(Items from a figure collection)
----
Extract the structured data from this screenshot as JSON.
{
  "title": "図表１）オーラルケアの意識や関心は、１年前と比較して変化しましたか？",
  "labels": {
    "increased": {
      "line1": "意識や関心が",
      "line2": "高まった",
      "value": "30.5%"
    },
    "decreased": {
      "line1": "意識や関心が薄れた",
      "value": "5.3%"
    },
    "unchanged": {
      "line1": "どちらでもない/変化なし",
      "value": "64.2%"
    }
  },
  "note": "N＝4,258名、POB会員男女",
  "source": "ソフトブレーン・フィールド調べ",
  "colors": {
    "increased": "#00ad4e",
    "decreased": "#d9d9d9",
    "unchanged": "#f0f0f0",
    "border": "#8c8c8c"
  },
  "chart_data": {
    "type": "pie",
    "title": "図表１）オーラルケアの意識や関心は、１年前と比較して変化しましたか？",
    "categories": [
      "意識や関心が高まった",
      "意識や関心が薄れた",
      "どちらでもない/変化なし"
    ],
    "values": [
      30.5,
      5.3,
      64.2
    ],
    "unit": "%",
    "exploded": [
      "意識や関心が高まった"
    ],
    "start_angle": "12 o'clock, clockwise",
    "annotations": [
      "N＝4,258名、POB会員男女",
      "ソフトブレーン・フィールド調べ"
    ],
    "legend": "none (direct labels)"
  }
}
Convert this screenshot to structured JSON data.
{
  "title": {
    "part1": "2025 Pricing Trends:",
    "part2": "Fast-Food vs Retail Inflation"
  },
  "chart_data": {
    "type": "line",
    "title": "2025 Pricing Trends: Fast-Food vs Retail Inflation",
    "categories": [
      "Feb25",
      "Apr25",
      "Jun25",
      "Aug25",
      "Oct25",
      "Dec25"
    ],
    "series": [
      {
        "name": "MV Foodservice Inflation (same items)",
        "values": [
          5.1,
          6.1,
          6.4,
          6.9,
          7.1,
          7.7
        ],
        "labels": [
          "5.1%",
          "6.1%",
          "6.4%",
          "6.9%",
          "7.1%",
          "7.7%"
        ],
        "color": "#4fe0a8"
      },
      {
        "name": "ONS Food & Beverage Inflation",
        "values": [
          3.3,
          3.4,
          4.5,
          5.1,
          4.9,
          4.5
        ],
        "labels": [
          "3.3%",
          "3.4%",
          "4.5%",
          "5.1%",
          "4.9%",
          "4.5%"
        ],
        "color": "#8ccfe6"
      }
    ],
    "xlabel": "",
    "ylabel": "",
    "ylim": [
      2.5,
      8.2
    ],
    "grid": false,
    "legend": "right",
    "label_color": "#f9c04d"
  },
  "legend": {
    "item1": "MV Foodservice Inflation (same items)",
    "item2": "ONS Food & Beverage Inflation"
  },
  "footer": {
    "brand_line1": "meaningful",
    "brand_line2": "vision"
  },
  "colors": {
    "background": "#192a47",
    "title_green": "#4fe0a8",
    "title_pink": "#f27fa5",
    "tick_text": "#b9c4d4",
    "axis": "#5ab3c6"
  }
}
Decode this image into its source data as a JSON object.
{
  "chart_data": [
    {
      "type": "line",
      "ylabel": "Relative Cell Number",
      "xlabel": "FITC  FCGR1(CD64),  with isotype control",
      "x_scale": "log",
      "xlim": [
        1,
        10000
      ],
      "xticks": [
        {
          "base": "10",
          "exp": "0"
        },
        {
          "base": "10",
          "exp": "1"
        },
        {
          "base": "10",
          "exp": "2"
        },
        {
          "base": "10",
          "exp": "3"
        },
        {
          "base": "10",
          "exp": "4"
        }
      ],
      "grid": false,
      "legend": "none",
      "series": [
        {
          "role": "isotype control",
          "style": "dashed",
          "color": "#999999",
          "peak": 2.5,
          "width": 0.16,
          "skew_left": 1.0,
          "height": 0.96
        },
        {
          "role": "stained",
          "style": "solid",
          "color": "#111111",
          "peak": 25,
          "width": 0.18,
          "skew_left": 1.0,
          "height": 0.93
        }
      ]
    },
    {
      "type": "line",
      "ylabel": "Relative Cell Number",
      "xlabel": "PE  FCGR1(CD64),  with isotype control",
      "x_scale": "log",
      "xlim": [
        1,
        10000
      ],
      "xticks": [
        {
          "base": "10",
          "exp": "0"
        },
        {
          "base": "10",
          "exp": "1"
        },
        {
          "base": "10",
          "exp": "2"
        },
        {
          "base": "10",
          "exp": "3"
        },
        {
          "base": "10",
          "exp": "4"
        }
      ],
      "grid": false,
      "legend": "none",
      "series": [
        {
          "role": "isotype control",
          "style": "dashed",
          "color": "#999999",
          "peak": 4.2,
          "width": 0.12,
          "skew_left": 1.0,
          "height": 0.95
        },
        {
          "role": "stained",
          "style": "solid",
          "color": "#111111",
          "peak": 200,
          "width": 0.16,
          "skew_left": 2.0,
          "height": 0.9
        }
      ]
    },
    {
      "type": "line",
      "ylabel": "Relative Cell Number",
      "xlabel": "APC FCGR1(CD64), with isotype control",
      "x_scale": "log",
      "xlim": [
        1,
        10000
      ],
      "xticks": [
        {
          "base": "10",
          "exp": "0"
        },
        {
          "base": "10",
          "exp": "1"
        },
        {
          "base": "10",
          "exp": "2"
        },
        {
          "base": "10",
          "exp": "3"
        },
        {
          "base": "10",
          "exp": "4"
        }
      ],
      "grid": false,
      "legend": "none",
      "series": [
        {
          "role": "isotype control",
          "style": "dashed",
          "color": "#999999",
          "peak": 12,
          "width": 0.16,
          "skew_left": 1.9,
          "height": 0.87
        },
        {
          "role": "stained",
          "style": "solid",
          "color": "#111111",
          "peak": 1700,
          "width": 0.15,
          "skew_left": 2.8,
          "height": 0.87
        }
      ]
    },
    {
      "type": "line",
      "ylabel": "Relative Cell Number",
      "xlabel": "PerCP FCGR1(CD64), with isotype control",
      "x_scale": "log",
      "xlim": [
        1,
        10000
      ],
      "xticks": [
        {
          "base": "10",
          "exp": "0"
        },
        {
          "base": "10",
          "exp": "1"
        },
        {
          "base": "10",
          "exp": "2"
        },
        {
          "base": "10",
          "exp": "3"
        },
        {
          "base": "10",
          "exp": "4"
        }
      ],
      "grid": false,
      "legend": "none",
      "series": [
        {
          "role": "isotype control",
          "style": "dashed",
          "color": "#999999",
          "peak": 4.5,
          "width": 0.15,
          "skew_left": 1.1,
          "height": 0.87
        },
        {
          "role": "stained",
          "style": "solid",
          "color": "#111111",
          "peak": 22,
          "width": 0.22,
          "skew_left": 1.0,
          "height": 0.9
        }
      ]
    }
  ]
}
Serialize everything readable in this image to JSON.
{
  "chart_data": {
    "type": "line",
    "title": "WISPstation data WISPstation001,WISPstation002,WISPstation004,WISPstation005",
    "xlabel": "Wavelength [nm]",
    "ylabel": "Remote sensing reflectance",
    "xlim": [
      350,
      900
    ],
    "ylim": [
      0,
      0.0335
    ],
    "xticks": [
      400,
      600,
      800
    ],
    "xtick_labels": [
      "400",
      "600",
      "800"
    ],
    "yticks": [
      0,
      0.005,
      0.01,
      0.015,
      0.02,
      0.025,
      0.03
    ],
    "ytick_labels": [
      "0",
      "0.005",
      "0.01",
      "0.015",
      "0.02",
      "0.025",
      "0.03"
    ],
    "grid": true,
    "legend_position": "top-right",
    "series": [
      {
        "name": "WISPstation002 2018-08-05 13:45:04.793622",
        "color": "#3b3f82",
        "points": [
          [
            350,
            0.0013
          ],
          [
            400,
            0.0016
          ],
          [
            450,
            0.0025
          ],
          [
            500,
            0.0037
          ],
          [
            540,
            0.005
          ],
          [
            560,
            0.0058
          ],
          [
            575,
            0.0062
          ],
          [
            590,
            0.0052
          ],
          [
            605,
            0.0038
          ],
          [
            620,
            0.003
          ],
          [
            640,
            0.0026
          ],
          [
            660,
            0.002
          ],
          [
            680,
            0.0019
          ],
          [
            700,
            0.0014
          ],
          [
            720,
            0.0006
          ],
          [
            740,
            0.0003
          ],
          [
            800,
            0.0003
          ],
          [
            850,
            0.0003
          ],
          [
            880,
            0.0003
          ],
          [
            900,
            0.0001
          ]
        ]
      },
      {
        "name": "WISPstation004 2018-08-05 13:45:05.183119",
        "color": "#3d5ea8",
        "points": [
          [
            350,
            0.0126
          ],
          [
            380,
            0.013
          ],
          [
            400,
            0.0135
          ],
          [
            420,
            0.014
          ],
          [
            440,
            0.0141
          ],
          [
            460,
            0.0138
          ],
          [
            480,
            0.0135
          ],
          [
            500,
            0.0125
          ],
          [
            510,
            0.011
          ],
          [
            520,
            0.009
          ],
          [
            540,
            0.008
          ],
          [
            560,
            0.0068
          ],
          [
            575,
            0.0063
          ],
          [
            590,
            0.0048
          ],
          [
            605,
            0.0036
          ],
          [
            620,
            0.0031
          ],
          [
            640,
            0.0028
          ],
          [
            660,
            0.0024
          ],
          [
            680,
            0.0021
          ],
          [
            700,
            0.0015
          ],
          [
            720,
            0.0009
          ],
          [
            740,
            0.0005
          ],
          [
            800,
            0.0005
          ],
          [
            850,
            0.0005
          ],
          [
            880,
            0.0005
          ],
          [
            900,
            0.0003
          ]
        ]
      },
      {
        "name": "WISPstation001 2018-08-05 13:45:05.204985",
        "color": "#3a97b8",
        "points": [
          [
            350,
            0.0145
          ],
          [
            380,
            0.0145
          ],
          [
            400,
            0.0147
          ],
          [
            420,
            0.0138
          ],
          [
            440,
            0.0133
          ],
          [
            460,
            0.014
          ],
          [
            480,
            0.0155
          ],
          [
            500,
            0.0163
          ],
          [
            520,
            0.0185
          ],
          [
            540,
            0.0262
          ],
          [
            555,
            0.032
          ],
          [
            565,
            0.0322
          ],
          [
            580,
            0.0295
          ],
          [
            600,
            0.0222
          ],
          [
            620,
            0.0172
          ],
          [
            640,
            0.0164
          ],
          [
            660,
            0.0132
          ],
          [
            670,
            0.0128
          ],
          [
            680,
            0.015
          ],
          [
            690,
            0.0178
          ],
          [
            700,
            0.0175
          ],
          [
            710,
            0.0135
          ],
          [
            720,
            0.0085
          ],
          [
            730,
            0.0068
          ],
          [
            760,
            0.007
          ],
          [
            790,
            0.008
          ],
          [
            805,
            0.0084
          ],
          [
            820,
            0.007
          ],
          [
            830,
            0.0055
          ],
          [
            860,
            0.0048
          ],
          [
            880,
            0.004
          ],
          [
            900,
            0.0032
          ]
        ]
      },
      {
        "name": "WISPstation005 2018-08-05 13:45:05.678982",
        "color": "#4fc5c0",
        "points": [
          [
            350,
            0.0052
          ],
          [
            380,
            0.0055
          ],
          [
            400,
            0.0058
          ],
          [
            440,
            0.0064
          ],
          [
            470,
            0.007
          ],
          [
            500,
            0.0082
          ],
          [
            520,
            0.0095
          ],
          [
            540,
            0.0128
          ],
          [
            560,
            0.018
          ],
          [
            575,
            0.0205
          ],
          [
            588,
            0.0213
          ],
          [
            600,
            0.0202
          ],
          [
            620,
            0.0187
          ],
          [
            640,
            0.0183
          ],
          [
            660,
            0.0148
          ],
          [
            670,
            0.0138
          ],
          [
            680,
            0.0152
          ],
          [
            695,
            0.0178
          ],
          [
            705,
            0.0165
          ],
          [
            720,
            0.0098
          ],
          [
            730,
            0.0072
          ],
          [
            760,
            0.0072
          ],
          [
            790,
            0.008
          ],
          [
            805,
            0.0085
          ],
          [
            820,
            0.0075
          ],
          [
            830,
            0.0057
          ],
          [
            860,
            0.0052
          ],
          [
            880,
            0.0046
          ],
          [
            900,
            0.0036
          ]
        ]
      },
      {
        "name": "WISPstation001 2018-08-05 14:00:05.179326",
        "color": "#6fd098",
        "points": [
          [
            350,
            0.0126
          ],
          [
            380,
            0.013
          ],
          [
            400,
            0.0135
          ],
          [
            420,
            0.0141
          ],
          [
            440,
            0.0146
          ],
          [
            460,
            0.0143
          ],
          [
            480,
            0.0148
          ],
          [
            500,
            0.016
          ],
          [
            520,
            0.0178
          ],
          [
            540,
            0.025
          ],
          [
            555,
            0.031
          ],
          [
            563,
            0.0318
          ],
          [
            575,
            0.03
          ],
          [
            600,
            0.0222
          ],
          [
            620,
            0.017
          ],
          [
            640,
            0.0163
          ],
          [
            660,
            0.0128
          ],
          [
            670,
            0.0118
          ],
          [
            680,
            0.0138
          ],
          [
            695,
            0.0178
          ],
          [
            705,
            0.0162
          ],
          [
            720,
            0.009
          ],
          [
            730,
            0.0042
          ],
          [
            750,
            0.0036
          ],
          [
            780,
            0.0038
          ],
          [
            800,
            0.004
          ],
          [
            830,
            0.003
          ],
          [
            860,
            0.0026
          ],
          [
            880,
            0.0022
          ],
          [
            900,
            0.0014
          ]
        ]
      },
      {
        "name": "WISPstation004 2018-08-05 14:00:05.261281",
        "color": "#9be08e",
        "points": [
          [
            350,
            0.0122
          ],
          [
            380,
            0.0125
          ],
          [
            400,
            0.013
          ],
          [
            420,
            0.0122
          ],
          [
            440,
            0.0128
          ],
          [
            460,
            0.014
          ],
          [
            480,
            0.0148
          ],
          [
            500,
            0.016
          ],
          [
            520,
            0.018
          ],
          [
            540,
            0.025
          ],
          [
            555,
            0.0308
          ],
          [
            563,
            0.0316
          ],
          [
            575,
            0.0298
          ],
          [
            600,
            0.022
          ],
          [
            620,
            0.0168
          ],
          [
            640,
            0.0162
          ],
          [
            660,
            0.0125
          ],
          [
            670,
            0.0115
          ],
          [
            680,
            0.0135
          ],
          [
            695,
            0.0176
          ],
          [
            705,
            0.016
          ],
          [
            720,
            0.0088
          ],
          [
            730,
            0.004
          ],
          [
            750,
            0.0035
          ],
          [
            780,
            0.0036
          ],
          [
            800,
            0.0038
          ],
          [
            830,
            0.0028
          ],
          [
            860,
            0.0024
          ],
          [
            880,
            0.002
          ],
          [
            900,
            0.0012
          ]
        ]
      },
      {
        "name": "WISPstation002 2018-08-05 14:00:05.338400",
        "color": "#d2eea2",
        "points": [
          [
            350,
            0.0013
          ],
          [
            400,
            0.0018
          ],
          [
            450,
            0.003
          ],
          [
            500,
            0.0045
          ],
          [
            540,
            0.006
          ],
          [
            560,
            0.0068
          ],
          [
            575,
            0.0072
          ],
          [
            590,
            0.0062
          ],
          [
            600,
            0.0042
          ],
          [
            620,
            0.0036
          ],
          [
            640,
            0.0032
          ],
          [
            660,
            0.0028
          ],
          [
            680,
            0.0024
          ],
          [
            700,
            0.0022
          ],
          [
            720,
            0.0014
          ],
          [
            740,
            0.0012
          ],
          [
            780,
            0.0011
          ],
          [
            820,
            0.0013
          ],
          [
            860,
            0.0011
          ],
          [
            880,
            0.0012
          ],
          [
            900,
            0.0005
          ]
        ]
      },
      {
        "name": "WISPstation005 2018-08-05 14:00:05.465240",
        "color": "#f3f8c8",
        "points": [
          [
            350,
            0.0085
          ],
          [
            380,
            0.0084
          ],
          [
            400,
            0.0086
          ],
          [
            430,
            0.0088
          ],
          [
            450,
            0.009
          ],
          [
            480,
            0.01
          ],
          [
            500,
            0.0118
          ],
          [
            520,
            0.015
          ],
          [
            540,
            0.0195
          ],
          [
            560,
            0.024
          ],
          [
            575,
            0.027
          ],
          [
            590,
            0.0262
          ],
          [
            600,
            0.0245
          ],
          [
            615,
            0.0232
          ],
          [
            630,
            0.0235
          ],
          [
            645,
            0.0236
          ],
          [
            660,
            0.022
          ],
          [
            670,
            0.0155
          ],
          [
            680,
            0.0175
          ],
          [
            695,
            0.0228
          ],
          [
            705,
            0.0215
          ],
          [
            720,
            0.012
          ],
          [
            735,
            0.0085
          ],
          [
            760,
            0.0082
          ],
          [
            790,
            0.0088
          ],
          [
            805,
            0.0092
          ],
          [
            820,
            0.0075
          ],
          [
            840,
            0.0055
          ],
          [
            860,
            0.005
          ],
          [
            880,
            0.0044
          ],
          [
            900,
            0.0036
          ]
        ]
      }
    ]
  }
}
----
_To be done_: Keep only the lines that hold the string "Beverage", and copy them out.

_Final answer_:
        "name": "ONS Food & Beverage Inflation",
    "item2": "ONS Food & Beverage Inflation"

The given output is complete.